§ TASK DESCRIPTION:
Give only the number of lines in the data that include the string "JSON".
────────
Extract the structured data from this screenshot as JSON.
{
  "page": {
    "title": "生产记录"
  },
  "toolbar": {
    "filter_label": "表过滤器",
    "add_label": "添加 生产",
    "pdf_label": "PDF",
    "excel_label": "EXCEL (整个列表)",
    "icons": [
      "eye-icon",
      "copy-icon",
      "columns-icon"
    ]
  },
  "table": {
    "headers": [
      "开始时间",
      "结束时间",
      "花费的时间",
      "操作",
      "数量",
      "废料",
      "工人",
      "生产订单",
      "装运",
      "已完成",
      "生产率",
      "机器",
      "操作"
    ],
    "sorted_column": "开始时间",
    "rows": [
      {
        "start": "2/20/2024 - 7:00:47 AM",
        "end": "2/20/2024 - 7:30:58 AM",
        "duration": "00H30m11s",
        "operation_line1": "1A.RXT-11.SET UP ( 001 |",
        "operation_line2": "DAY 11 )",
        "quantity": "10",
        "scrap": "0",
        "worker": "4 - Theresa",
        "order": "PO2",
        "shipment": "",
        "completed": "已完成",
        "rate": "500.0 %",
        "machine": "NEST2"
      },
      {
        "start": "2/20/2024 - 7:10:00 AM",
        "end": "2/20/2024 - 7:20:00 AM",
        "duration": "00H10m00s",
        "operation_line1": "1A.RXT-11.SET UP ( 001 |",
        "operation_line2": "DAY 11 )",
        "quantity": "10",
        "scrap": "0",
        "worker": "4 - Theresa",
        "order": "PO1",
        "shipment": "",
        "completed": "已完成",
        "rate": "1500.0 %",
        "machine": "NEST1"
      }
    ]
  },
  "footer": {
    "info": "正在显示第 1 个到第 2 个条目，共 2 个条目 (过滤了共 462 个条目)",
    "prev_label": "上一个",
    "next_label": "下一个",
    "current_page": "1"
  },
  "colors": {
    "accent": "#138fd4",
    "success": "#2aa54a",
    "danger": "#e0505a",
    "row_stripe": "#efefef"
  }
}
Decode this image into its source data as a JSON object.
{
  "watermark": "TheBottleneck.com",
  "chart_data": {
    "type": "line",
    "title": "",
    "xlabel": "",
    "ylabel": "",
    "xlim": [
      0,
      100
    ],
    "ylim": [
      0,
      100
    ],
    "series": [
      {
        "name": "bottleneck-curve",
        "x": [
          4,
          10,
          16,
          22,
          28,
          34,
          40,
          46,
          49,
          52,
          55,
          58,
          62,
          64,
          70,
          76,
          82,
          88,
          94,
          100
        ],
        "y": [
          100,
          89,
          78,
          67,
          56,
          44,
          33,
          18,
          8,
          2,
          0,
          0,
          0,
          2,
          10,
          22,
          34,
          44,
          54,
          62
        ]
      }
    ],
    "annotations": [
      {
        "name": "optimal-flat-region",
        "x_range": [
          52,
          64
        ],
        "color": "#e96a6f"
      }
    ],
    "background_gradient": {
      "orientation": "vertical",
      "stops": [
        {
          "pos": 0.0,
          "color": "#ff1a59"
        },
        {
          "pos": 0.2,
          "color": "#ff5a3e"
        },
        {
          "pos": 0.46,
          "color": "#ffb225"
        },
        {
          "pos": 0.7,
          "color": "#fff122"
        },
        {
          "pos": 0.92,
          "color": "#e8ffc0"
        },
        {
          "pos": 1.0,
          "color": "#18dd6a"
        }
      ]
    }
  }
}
────────
§ ANSWER TO THE TASK:
2